■ STATED PROBLEM
Every line below that holds the string "brzine" should be copied out.

■ PROVIDED MATERIAL

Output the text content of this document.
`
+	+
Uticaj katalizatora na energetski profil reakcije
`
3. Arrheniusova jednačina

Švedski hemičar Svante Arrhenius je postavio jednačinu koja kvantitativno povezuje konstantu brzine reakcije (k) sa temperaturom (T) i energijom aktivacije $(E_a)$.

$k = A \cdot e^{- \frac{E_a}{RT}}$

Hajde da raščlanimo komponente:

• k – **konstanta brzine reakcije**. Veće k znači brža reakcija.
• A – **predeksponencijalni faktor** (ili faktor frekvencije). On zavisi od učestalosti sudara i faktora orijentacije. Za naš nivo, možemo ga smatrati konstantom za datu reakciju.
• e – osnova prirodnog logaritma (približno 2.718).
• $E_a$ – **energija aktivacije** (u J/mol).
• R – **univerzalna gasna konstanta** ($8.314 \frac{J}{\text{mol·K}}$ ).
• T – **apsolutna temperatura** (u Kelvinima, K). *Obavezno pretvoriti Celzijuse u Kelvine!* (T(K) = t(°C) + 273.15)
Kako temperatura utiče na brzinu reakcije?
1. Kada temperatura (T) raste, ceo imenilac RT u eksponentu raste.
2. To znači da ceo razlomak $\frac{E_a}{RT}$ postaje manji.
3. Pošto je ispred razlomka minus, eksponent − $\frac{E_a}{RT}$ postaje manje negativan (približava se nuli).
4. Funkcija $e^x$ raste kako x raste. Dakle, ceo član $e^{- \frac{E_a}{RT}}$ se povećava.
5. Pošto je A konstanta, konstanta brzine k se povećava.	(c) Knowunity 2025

■ RESPONSE TO THIS EXERCISE
Švedski hemičar Svante Arrhenius je postavio jednačinu koja kvantitativno povezuje konstantu brzine reakcije (k) sa temperaturom (T) i energijom aktivacije $(E_a)$.
• k – **konstanta brzine reakcije**. Veće k znači brža reakcija.
5. Pošto je A konstanta, konstanta brzine k se povećava.	(c) Knowunity 2025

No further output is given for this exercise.